What to do: Copy each line exactly. Leave nothing out.
* Start The records *
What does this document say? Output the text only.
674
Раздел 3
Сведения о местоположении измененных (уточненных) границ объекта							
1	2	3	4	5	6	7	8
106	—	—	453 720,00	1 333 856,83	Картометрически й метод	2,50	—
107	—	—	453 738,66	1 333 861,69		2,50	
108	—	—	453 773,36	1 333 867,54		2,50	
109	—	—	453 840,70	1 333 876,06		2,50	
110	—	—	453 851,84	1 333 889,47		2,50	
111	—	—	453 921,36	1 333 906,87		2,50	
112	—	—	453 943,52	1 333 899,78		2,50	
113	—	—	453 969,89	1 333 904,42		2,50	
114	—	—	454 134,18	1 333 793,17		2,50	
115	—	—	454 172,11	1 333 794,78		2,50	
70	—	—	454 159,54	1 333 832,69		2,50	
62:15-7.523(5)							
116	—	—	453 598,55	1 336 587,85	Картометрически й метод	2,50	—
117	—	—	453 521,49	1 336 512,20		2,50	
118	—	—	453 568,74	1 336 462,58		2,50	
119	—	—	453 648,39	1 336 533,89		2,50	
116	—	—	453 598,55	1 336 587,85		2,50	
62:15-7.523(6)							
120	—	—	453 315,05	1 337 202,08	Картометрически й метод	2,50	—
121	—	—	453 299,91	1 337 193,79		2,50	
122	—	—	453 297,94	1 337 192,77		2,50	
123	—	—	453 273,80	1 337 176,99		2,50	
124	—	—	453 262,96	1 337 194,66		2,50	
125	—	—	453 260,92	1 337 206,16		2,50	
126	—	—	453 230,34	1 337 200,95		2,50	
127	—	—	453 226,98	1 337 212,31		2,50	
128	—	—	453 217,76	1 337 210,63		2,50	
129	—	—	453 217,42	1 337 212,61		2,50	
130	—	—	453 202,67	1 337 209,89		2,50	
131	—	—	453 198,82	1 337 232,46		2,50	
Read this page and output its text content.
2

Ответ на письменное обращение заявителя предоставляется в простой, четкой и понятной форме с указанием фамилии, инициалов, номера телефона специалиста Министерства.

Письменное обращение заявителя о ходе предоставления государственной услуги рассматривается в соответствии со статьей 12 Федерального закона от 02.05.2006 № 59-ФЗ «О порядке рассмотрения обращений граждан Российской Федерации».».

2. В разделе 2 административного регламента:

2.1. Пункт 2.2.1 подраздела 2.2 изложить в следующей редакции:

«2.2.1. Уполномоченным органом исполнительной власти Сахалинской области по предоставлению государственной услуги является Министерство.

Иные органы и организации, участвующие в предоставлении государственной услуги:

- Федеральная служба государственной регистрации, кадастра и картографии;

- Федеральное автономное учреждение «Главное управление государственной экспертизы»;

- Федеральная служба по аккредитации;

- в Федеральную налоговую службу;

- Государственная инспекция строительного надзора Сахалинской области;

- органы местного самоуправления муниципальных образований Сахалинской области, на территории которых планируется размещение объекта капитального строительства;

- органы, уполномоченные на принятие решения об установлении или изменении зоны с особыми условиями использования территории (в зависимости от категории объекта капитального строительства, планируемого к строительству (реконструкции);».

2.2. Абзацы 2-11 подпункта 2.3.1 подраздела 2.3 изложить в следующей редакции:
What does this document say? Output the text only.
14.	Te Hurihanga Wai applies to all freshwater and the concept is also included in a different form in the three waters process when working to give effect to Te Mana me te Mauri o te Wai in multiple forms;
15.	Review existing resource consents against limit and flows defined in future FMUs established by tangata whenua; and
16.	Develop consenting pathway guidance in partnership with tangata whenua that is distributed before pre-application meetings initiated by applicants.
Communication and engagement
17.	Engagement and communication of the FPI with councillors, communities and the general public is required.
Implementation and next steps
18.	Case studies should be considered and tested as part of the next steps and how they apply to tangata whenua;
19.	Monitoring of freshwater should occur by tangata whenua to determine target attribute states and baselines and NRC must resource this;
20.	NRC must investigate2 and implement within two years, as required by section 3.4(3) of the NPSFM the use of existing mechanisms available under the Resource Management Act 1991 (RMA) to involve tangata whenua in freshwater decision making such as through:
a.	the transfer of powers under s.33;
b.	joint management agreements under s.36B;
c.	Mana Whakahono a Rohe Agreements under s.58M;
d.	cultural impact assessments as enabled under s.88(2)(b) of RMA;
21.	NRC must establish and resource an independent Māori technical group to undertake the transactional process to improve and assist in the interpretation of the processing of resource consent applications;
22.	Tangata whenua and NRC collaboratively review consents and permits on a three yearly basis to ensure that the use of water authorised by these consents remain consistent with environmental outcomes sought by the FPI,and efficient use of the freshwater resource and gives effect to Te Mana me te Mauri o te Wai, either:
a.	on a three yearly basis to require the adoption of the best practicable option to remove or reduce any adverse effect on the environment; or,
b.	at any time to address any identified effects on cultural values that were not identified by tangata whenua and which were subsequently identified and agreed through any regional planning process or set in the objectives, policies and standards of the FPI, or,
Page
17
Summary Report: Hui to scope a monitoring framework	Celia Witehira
* End The records *
Written answer:
What does this document say? Output the text only.
674
Раздел 3
Сведения о местоположении измененных (уточненных) границ объекта							
1	2	3	4	5	6	7	8
106	—	—	453 720,00	1 333 856,83	Картометрически й метод	2,50	—
107	—	—	453 738,66	1 333 861,69		2,50	
108	—	—	453 773,36	1 333 867,54		2,50	
109	—	—	453 840,70	1 333 876,06		2,50	
110	—	—	453 851,84	1 333 889,47		2,50	
111	—	—	453 921,36	1 333 906,87		2,50	
112	—	—	453 943,52	1 333 899,78		2,50	
113	—	—	453 969,89	1 333 904,42		2,50	
114	—	—	454 134,18	1 333 793,17		2,50	
115	—	—	454 172,11	1 333 794,78		2,50	
70	—	—	454 159,54	1 333 832,69		2,50	
62:15-7.523(5)							
116	—	—	453 598,55	1 336 587,85	Картометрически й метод	2,50	—
117	—	—	453 521,49	1 336 512,20		2,50	
118	—	—	453 568,74	1 336 462,58		2,50	
119	—	—	453 648,39	1 336 533,89		2,50	
116	—	—	453 598,55	1 336 587,85		2,50	
62:15-7.523(6)							
120	—	—	453 315,05	1 337 202,08	Картометрически й метод	2,50	—
121	—	—	453 299,91	1 337 193,79		2,50	
122	—	—	453 297,94	1 337 192,77		2,50	
123	—	—	453 273,80	1 337 176,99		2,50	
124	—	—	453 262,96	1 337 194,66		2,50	
125	—	—	453 260,92	1 337 206,16		2,50	
126	—	—	453 230,34	1 337 200,95		2,50	
127	—	—	453 226,98	1 337 212,31		2,50	
128	—	—	453 217,76	1 337 210,63		2,50	
129	—	—	453 217,42	1 337 212,61		2,50	
130	—	—	453 202,67	1 337 209,89		2,50	
131	—	—	453 198,82	1 337 232,46		2,50	
Read this page and output its text content.
2

Ответ на письменное обращение заявителя предоставляется в простой, четкой и понятной форме с указанием фамилии, инициалов, номера телефона специалиста Министерства.

Письменное обращение заявителя о ходе предоставления государственной услуги рассматривается в соответствии со статьей 12 Федерального закона от 02.05.2006 № 59-ФЗ «О порядке рассмотрения обращений граждан Российской Федерации».».

2. В разделе 2 административного регламента:

2.1. Пункт 2.2.1 подраздела 2.2 изложить в следующей редакции:

«2.2.1. Уполномоченным органом исполнительной власти Сахалинской области по предоставлению государственной услуги является Министерство.

Иные органы и организации, участвующие в предоставлении государственной услуги:

- Федеральная служба государственной регистрации, кадастра и картографии;

- Федеральное автономное учреждение «Главное управление государственной экспертизы»;

- Федеральная служба по аккредитации;

- в Федеральную налоговую службу;

- Государственная инспекция строительного надзора Сахалинской области;

- органы местного самоуправления муниципальных образований Сахалинской области, на территории которых планируется размещение объекта капитального строительства;

- органы, уполномоченные на принятие решения об установлении или изменении зоны с особыми условиями использования территории (в зависимости от категории объекта капитального строительства, планируемого к строительству (реконструкции);».

2.2. Абзацы 2-11 подпункта 2.3.1 подраздела 2.3 изложить в следующей редакции:
What does this document say? Output the text only.
14.	Te Hurihanga Wai applies to all freshwater and the concept is also included in a different form in the three waters process when working to give effect to Te Mana me te Mauri o te Wai in multiple forms;
15.	Review existing resource consents against limit and flows defined in future FMUs established by tangata whenua; and
16.	Develop consenting pathway guidance in partnership with tangata whenua that is distributed before pre-application meetings initiated by applicants.
Communication and engagement
17.	Engagement and communication of the FPI with councillors, communities and the general public is required.
Implementation and next steps
18.	Case studies should be considered and tested as part of the next steps and how they apply to tangata whenua;
19.	Monitoring of freshwater should occur by tangata whenua to determine target attribute states and baselines and NRC must resource this;
20.	NRC must investigate2 and implement within two years, as required by section 3.4(3) of the NPSFM the use of existing mechanisms available under the Resource Management Act 1991 (RMA) to involve tangata whenua in freshwater decision making such as through:
a.	the transfer of powers under s.33;
b.	joint management agreements under s.36B;
c.	Mana Whakahono a Rohe Agreements under s.58M;
d.	cultural impact assessments as enabled under s.88(2)(b) of RMA;
21.	NRC must establish and resource an independent Māori technical group to undertake the transactional process to improve and assist in the interpretation of the processing of resource consent applications;
22.	Tangata whenua and NRC collaboratively review consents and permits on a three yearly basis to ensure that the use of water authorised by these consents remain consistent with environmental outcomes sought by the FPI,and efficient use of the freshwater resource and gives effect to Te Mana me te Mauri o te Wai, either:
a.	on a three yearly basis to require the adoption of the best practicable option to remove or reduce any adverse effect on the environment; or,
b.	at any time to address any identified effects on cultural values that were not identified by tangata whenua and which were subsequently identified and agreed through any regional planning process or set in the objectives, policies and standards of the FPI, or,
Page
17
Summary Report: Hui to scope a monitoring framework	Celia Witehira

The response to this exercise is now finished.